Among the entries, which lines carry the string "structure"? Copy each of them.

+++ Information provided

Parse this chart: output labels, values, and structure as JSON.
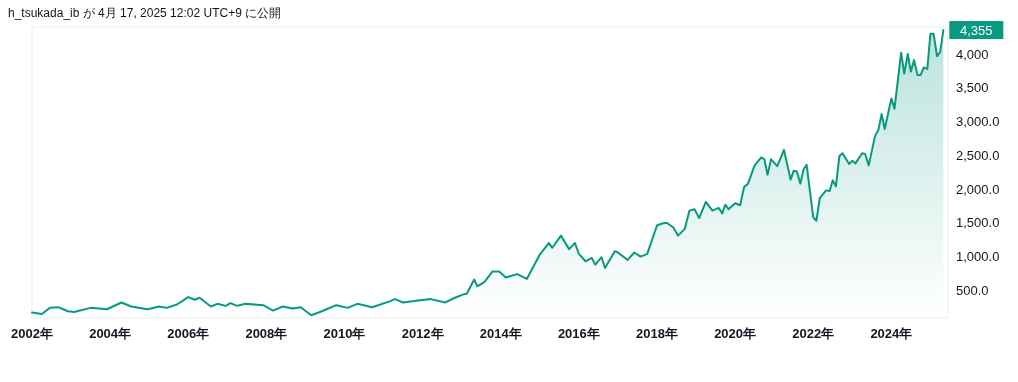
{
  "chart_data": {
    "type": "area",
    "color": "#089981",
    "x": [
      2002.0,
      2002.25,
      2002.46,
      2002.67,
      2002.92,
      2003.08,
      2003.5,
      2003.92,
      2004.29,
      2004.54,
      2004.96,
      2005.25,
      2005.45,
      2005.71,
      2006.0,
      2006.17,
      2006.29,
      2006.58,
      2006.75,
      2006.96,
      2007.08,
      2007.25,
      2007.46,
      2007.92,
      2008.17,
      2008.42,
      2008.67,
      2008.88,
      2009.15,
      2009.42,
      2009.79,
      2010.08,
      2010.33,
      2010.71,
      2011.17,
      2011.29,
      2011.5,
      2011.88,
      2012.21,
      2012.58,
      2012.83,
      2013.04,
      2013.13,
      2013.32,
      2013.4,
      2013.58,
      2013.79,
      2013.96,
      2014.13,
      2014.42,
      2014.67,
      2015.0,
      2015.23,
      2015.32,
      2015.54,
      2015.75,
      2015.9,
      2016.0,
      2016.17,
      2016.33,
      2016.42,
      2016.58,
      2016.67,
      2016.92,
      2017.0,
      2017.25,
      2017.42,
      2017.58,
      2017.75,
      2018.0,
      2018.13,
      2018.25,
      2018.42,
      2018.54,
      2018.71,
      2018.83,
      2018.96,
      2019.08,
      2019.25,
      2019.42,
      2019.58,
      2019.67,
      2019.75,
      2019.83,
      2020.0,
      2020.13,
      2020.23,
      2020.33,
      2020.5,
      2020.67,
      2020.75,
      2020.83,
      2020.92,
      2021.08,
      2021.25,
      2021.42,
      2021.5,
      2021.58,
      2021.67,
      2021.75,
      2021.83,
      2022.0,
      2022.08,
      2022.17,
      2022.33,
      2022.42,
      2022.5,
      2022.58,
      2022.67,
      2022.75,
      2022.92,
      2023.0,
      2023.08,
      2023.25,
      2023.33,
      2023.42,
      2023.58,
      2023.67,
      2023.75,
      2023.83,
      2024.0,
      2024.08,
      2024.25,
      2024.33,
      2024.42,
      2024.5,
      2024.58,
      2024.67,
      2024.75,
      2024.83,
      2024.92,
      2025.0,
      2025.08,
      2025.17,
      2025.25,
      2025.33
    ],
    "values": [
      170,
      150,
      240,
      250,
      190,
      180,
      240,
      220,
      320,
      260,
      220,
      260,
      240,
      290,
      400,
      360,
      390,
      260,
      300,
      270,
      310,
      270,
      300,
      280,
      200,
      260,
      230,
      250,
      130,
      190,
      280,
      240,
      300,
      250,
      340,
      370,
      320,
      350,
      370,
      320,
      390,
      440,
      450,
      660,
      560,
      620,
      780,
      780,
      690,
      740,
      670,
      1030,
      1200,
      1130,
      1310,
      1110,
      1200,
      1040,
      930,
      980,
      880,
      990,
      830,
      1080,
      1060,
      950,
      1060,
      1000,
      1040,
      1460,
      1490,
      1500,
      1430,
      1310,
      1410,
      1680,
      1700,
      1570,
      1810,
      1680,
      1720,
      1640,
      1770,
      1700,
      1790,
      1760,
      2030,
      2080,
      2350,
      2470,
      2440,
      2210,
      2440,
      2340,
      2580,
      2140,
      2270,
      2260,
      2080,
      2290,
      2360,
      1580,
      1530,
      1870,
      1980,
      1970,
      2130,
      2040,
      2490,
      2530,
      2370,
      2420,
      2380,
      2530,
      2520,
      2350,
      2780,
      2880,
      3110,
      2890,
      3340,
      3190,
      4020,
      3710,
      4000,
      3740,
      3910,
      3690,
      3690,
      3800,
      3780,
      4300,
      4300,
      3970,
      4030,
      4355
    ],
    "xlim": [
      2002.0,
      2025.45
    ],
    "ylim": [
      90,
      4400
    ],
    "xticks": [
      {
        "value": 2002,
        "label": "2002年"
      },
      {
        "value": 2004,
        "label": "2004年"
      },
      {
        "value": 2006,
        "label": "2006年"
      },
      {
        "value": 2008,
        "label": "2008年"
      },
      {
        "value": 2010,
        "label": "2010年"
      },
      {
        "value": 2012,
        "label": "2012年"
      },
      {
        "value": 2014,
        "label": "2014年"
      },
      {
        "value": 2016,
        "label": "2016年"
      },
      {
        "value": 2018,
        "label": "2018年"
      },
      {
        "value": 2020,
        "label": "2020年"
      },
      {
        "value": 2022,
        "label": "2022年"
      },
      {
        "value": 2024,
        "label": "2024年"
      }
    ],
    "yticks": [
      {
        "value": 500,
        "label": "500.0"
      },
      {
        "value": 1000,
        "label": "1,000.0"
      },
      {
        "value": 1500,
        "label": "1,500.0"
      },
      {
        "value": 2000,
        "label": "2,000.0"
      },
      {
        "value": 2500,
        "label": "2,500.0"
      },
      {
        "value": 3000,
        "label": "3,000.0"
      },
      {
        "value": 3500,
        "label": "3,500"
      },
      {
        "value": 4000,
        "label": "4,000"
      }
    ],
    "annotations": [
      {
        "text": "4,355",
        "x": 2025.33,
        "y": 4355
      },
      "h_tsukada_ib が 4月 17, 2025 12:02 UTC+9 に公開"
    ]
  }
}
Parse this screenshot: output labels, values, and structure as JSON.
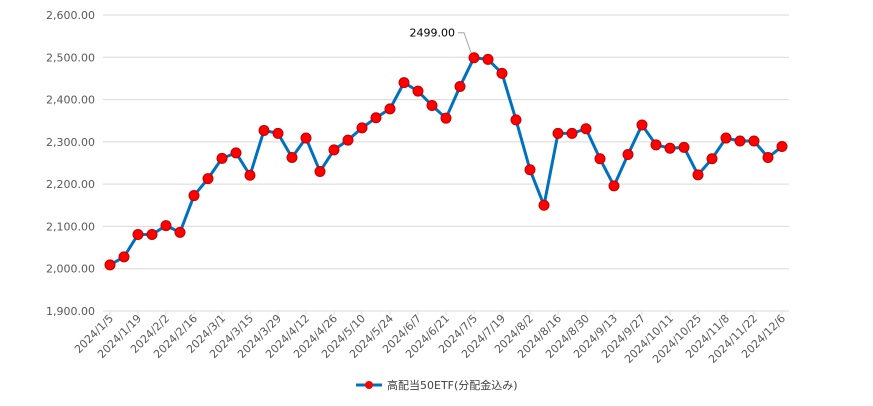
{
  "chart_data": {
    "type": "line",
    "title": "",
    "xlabel": "",
    "ylabel": "",
    "ylim": [
      1900,
      2600
    ],
    "y_tick_labels": [
      "1,900.00",
      "2,000.00",
      "2,100.00",
      "2,200.00",
      "2,300.00",
      "2,400.00",
      "2,500.00",
      "2,600.00"
    ],
    "grid": true,
    "legend_position": "bottom",
    "x": [
      "2024/1/5",
      "2024/1/12",
      "2024/1/19",
      "2024/1/26",
      "2024/2/2",
      "2024/2/9",
      "2024/2/16",
      "2024/2/23",
      "2024/3/1",
      "2024/3/8",
      "2024/3/15",
      "2024/3/22",
      "2024/3/29",
      "2024/4/5",
      "2024/4/12",
      "2024/4/19",
      "2024/4/26",
      "2024/5/3",
      "2024/5/10",
      "2024/5/17",
      "2024/5/24",
      "2024/5/31",
      "2024/6/7",
      "2024/6/14",
      "2024/6/21",
      "2024/6/28",
      "2024/7/5",
      "2024/7/12",
      "2024/7/19",
      "2024/7/26",
      "2024/8/2",
      "2024/8/9",
      "2024/8/16",
      "2024/8/23",
      "2024/8/30",
      "2024/9/6",
      "2024/9/13",
      "2024/9/20",
      "2024/9/27",
      "2024/10/4",
      "2024/10/11",
      "2024/10/18",
      "2024/10/25",
      "2024/11/1",
      "2024/11/8",
      "2024/11/15",
      "2024/11/22",
      "2024/11/29",
      "2024/12/6"
    ],
    "x_tick_labels": [
      "2024/1/5",
      "2024/1/19",
      "2024/2/2",
      "2024/2/16",
      "2024/3/1",
      "2024/3/15",
      "2024/3/29",
      "2024/4/12",
      "2024/4/26",
      "2024/5/10",
      "2024/5/24",
      "2024/6/7",
      "2024/6/21",
      "2024/7/5",
      "2024/7/19",
      "2024/8/2",
      "2024/8/16",
      "2024/8/30",
      "2024/9/13",
      "2024/9/27",
      "2024/10/11",
      "2024/10/25",
      "2024/11/8",
      "2024/11/22",
      "2024/12/6"
    ],
    "series": [
      {
        "name": "高配当50ETF(分配金込み)",
        "color": "#0070c0",
        "marker_color": "#ff0000",
        "values": [
          2009,
          2028,
          2081,
          2081,
          2102,
          2086,
          2173,
          2213,
          2261,
          2274,
          2221,
          2327,
          2320,
          2263,
          2309,
          2230,
          2281,
          2304,
          2333,
          2357,
          2378,
          2440,
          2420,
          2386,
          2356,
          2431,
          2499,
          2495,
          2462,
          2352,
          2234,
          2150,
          2320,
          2320,
          2331,
          2260,
          2196,
          2270,
          2340,
          2293,
          2285,
          2287,
          2222,
          2260,
          2309,
          2302,
          2302,
          2263,
          2289
        ]
      }
    ],
    "annotations": [
      {
        "x": "2024/7/5",
        "text": "2499.00"
      }
    ]
  }
}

++++++

* Reply
Parse this chart: output labels, values, and structure as JSON.
Parse this screenshot: output labels, values, and structure as JSON.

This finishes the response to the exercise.